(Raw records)

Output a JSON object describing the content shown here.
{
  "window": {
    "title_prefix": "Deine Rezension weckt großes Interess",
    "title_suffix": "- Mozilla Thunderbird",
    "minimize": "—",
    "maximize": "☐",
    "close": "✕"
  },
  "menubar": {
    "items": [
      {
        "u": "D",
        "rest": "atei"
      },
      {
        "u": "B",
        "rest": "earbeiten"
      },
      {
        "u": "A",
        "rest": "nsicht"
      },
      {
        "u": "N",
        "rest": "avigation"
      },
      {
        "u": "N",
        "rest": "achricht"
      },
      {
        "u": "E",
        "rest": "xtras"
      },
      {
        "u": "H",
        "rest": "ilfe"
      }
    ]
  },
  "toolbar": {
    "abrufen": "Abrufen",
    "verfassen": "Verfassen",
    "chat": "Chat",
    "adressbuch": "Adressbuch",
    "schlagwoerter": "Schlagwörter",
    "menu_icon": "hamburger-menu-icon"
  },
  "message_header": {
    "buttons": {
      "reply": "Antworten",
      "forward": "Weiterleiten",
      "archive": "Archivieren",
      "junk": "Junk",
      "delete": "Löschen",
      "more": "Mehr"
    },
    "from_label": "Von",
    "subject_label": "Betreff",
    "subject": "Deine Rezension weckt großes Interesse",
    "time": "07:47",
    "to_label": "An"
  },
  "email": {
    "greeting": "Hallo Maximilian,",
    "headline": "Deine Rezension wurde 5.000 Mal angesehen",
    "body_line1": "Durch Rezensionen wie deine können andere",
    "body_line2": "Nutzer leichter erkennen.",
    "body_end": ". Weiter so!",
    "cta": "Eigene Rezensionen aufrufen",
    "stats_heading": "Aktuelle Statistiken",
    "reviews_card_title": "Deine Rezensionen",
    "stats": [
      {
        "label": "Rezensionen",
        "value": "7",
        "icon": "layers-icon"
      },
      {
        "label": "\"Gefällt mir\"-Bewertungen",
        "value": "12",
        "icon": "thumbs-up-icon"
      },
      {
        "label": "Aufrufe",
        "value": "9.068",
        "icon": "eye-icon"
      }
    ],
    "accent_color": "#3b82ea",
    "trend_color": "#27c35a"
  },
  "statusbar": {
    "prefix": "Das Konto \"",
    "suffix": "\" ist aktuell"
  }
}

--

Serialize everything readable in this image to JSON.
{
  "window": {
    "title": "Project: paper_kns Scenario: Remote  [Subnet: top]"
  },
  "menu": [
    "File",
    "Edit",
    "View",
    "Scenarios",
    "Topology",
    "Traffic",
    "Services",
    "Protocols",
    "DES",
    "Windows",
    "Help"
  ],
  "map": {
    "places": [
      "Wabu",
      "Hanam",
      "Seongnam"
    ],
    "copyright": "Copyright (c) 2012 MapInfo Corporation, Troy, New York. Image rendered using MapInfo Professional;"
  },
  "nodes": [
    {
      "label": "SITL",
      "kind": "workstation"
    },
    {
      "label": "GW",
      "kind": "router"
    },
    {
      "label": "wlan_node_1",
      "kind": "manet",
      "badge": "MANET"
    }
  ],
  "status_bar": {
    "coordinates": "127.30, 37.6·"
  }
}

_TASK STATEMENT_
Looking at the entries above, state how many lines contain "Rezensionen"; give the number alone.

_SOLUTION TO THIS EXERCISE_
4